━━ Items

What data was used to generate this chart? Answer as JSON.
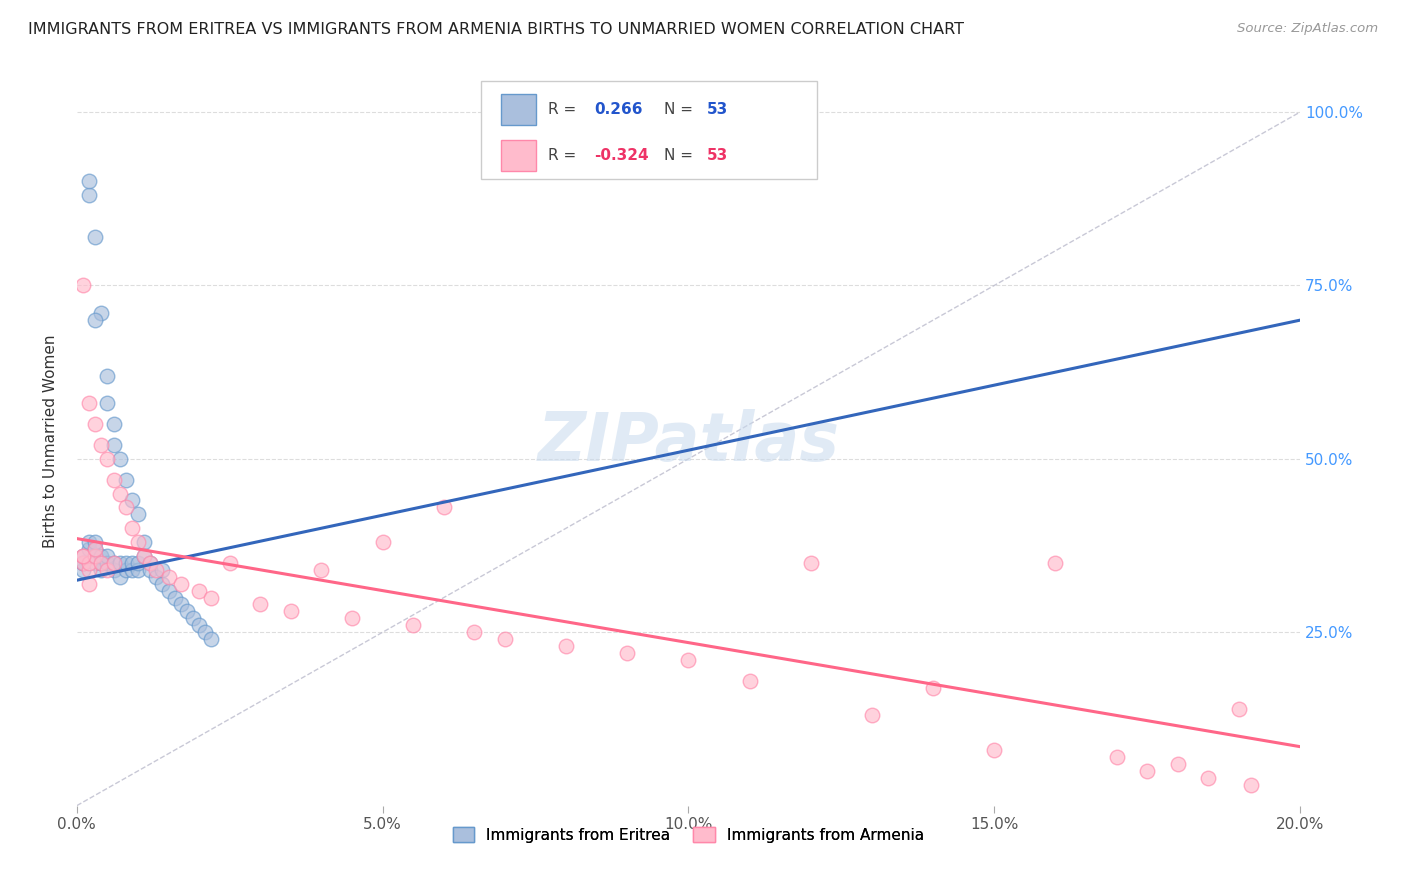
{
  "title": "IMMIGRANTS FROM ERITREA VS IMMIGRANTS FROM ARMENIA BIRTHS TO UNMARRIED WOMEN CORRELATION CHART",
  "source": "Source: ZipAtlas.com",
  "ylabel": "Births to Unmarried Women",
  "xlim": [
    0.0,
    0.2
  ],
  "ylim": [
    0.0,
    1.05
  ],
  "xtick_vals": [
    0.0,
    0.05,
    0.1,
    0.15,
    0.2
  ],
  "xticklabels": [
    "0.0%",
    "5.0%",
    "10.0%",
    "15.0%",
    "20.0%"
  ],
  "ytick_vals": [
    0.25,
    0.5,
    0.75,
    1.0
  ],
  "yticklabels_right": [
    "25.0%",
    "50.0%",
    "75.0%",
    "100.0%"
  ],
  "legend_labels": [
    "Immigrants from Eritrea",
    "Immigrants from Armenia"
  ],
  "R_blue": "0.266",
  "R_pink": "-0.324",
  "N_blue": "53",
  "N_pink": "53",
  "blue_fill": "#AABFDD",
  "blue_edge": "#6699CC",
  "pink_fill": "#FFBBCC",
  "pink_edge": "#FF88AA",
  "blue_line_color": "#3366BB",
  "pink_line_color": "#FF6688",
  "ref_line_color": "#BBBBCC",
  "watermark": "ZIPatlas",
  "background_color": "#FFFFFF",
  "grid_color": "#DDDDDD",
  "blue_scatter_x": [
    0.001,
    0.001,
    0.002,
    0.002,
    0.002,
    0.002,
    0.003,
    0.003,
    0.003,
    0.003,
    0.003,
    0.004,
    0.004,
    0.004,
    0.004,
    0.005,
    0.005,
    0.005,
    0.005,
    0.006,
    0.006,
    0.006,
    0.006,
    0.007,
    0.007,
    0.007,
    0.008,
    0.008,
    0.008,
    0.009,
    0.009,
    0.009,
    0.01,
    0.01,
    0.01,
    0.011,
    0.011,
    0.012,
    0.012,
    0.013,
    0.014,
    0.014,
    0.015,
    0.016,
    0.017,
    0.018,
    0.019,
    0.02,
    0.021,
    0.022,
    0.001,
    0.001,
    0.003
  ],
  "blue_scatter_y": [
    0.35,
    0.36,
    0.88,
    0.9,
    0.37,
    0.38,
    0.82,
    0.35,
    0.36,
    0.37,
    0.38,
    0.34,
    0.35,
    0.36,
    0.71,
    0.62,
    0.35,
    0.36,
    0.58,
    0.55,
    0.34,
    0.35,
    0.52,
    0.33,
    0.5,
    0.35,
    0.34,
    0.47,
    0.35,
    0.44,
    0.34,
    0.35,
    0.42,
    0.34,
    0.35,
    0.38,
    0.36,
    0.35,
    0.34,
    0.33,
    0.32,
    0.34,
    0.31,
    0.3,
    0.29,
    0.28,
    0.27,
    0.26,
    0.25,
    0.24,
    0.34,
    0.35,
    0.7
  ],
  "pink_scatter_x": [
    0.001,
    0.001,
    0.001,
    0.002,
    0.002,
    0.002,
    0.003,
    0.003,
    0.004,
    0.004,
    0.005,
    0.005,
    0.006,
    0.006,
    0.007,
    0.008,
    0.009,
    0.01,
    0.011,
    0.012,
    0.013,
    0.015,
    0.017,
    0.02,
    0.022,
    0.025,
    0.03,
    0.035,
    0.04,
    0.045,
    0.05,
    0.055,
    0.06,
    0.065,
    0.07,
    0.08,
    0.09,
    0.1,
    0.11,
    0.12,
    0.13,
    0.14,
    0.15,
    0.16,
    0.17,
    0.175,
    0.18,
    0.185,
    0.19,
    0.192,
    0.001,
    0.002,
    0.003
  ],
  "pink_scatter_y": [
    0.75,
    0.35,
    0.36,
    0.58,
    0.34,
    0.35,
    0.55,
    0.36,
    0.52,
    0.35,
    0.5,
    0.34,
    0.47,
    0.35,
    0.45,
    0.43,
    0.4,
    0.38,
    0.36,
    0.35,
    0.34,
    0.33,
    0.32,
    0.31,
    0.3,
    0.35,
    0.29,
    0.28,
    0.34,
    0.27,
    0.38,
    0.26,
    0.43,
    0.25,
    0.24,
    0.23,
    0.22,
    0.21,
    0.18,
    0.35,
    0.13,
    0.17,
    0.08,
    0.35,
    0.07,
    0.05,
    0.06,
    0.04,
    0.14,
    0.03,
    0.36,
    0.32,
    0.37
  ],
  "blue_line_x": [
    0.0,
    0.2
  ],
  "blue_line_y": [
    0.325,
    0.7
  ],
  "pink_line_x": [
    0.0,
    0.2
  ],
  "pink_line_y": [
    0.385,
    0.085
  ],
  "ref_line_x": [
    0.0,
    0.2
  ],
  "ref_line_y": [
    0.0,
    1.0
  ]
}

━━━━

§ The task
Print the records word for word and exclude any picture they hold.

§ Result
What data was used to generate this chart? Answer as JSON.
{
  "title": "IMMIGRANTS FROM ERITREA VS IMMIGRANTS FROM ARMENIA BIRTHS TO UNMARRIED WOMEN CORRELATION CHART",
  "source": "Source: ZipAtlas.com",
  "ylabel": "Births to Unmarried Women",
  "xlim": [
    0.0,
    0.2
  ],
  "ylim": [
    0.0,
    1.05
  ],
  "xtick_vals": [
    0.0,
    0.05,
    0.1,
    0.15,
    0.2
  ],
  "xticklabels": [
    "0.0%",
    "5.0%",
    "10.0%",
    "15.0%",
    "20.0%"
  ],
  "ytick_vals": [
    0.25,
    0.5,
    0.75,
    1.0
  ],
  "yticklabels_right": [
    "25.0%",
    "50.0%",
    "75.0%",
    "100.0%"
  ],
  "legend_labels": [
    "Immigrants from Eritrea",
    "Immigrants from Armenia"
  ],
  "R_blue": "0.266",
  "R_pink": "-0.324",
  "N_blue": "53",
  "N_pink": "53",
  "blue_fill": "#AABFDD",
  "blue_edge": "#6699CC",
  "pink_fill": "#FFBBCC",
  "pink_edge": "#FF88AA",
  "blue_line_color": "#3366BB",
  "pink_line_color": "#FF6688",
  "ref_line_color": "#BBBBCC",
  "watermark": "ZIPatlas",
  "background_color": "#FFFFFF",
  "grid_color": "#DDDDDD",
  "blue_scatter_x": [
    0.001,
    0.001,
    0.002,
    0.002,
    0.002,
    0.002,
    0.003,
    0.003,
    0.003,
    0.003,
    0.003,
    0.004,
    0.004,
    0.004,
    0.004,
    0.005,
    0.005,
    0.005,
    0.005,
    0.006,
    0.006,
    0.006,
    0.006,
    0.007,
    0.007,
    0.007,
    0.008,
    0.008,
    0.008,
    0.009,
    0.009,
    0.009,
    0.01,
    0.01,
    0.01,
    0.011,
    0.011,
    0.012,
    0.012,
    0.013,
    0.014,
    0.014,
    0.015,
    0.016,
    0.017,
    0.018,
    0.019,
    0.02,
    0.021,
    0.022,
    0.001,
    0.001,
    0.003
  ],
  "blue_scatter_y": [
    0.35,
    0.36,
    0.88,
    0.9,
    0.37,
    0.38,
    0.82,
    0.35,
    0.36,
    0.37,
    0.38,
    0.34,
    0.35,
    0.36,
    0.71,
    0.62,
    0.35,
    0.36,
    0.58,
    0.55,
    0.34,
    0.35,
    0.52,
    0.33,
    0.5,
    0.35,
    0.34,
    0.47,
    0.35,
    0.44,
    0.34,
    0.35,
    0.42,
    0.34,
    0.35,
    0.38,
    0.36,
    0.35,
    0.34,
    0.33,
    0.32,
    0.34,
    0.31,
    0.3,
    0.29,
    0.28,
    0.27,
    0.26,
    0.25,
    0.24,
    0.34,
    0.35,
    0.7
  ],
  "pink_scatter_x": [
    0.001,
    0.001,
    0.001,
    0.002,
    0.002,
    0.002,
    0.003,
    0.003,
    0.004,
    0.004,
    0.005,
    0.005,
    0.006,
    0.006,
    0.007,
    0.008,
    0.009,
    0.01,
    0.011,
    0.012,
    0.013,
    0.015,
    0.017,
    0.02,
    0.022,
    0.025,
    0.03,
    0.035,
    0.04,
    0.045,
    0.05,
    0.055,
    0.06,
    0.065,
    0.07,
    0.08,
    0.09,
    0.1,
    0.11,
    0.12,
    0.13,
    0.14,
    0.15,
    0.16,
    0.17,
    0.175,
    0.18,
    0.185,
    0.19,
    0.192,
    0.001,
    0.002,
    0.003
  ],
  "pink_scatter_y": [
    0.75,
    0.35,
    0.36,
    0.58,
    0.34,
    0.35,
    0.55,
    0.36,
    0.52,
    0.35,
    0.5,
    0.34,
    0.47,
    0.35,
    0.45,
    0.43,
    0.4,
    0.38,
    0.36,
    0.35,
    0.34,
    0.33,
    0.32,
    0.31,
    0.3,
    0.35,
    0.29,
    0.28,
    0.34,
    0.27,
    0.38,
    0.26,
    0.43,
    0.25,
    0.24,
    0.23,
    0.22,
    0.21,
    0.18,
    0.35,
    0.13,
    0.17,
    0.08,
    0.35,
    0.07,
    0.05,
    0.06,
    0.04,
    0.14,
    0.03,
    0.36,
    0.32,
    0.37
  ],
  "blue_line_x": [
    0.0,
    0.2
  ],
  "blue_line_y": [
    0.325,
    0.7
  ],
  "pink_line_x": [
    0.0,
    0.2
  ],
  "pink_line_y": [
    0.385,
    0.085
  ],
  "ref_line_x": [
    0.0,
    0.2
  ],
  "ref_line_y": [
    0.0,
    1.0
  ]
}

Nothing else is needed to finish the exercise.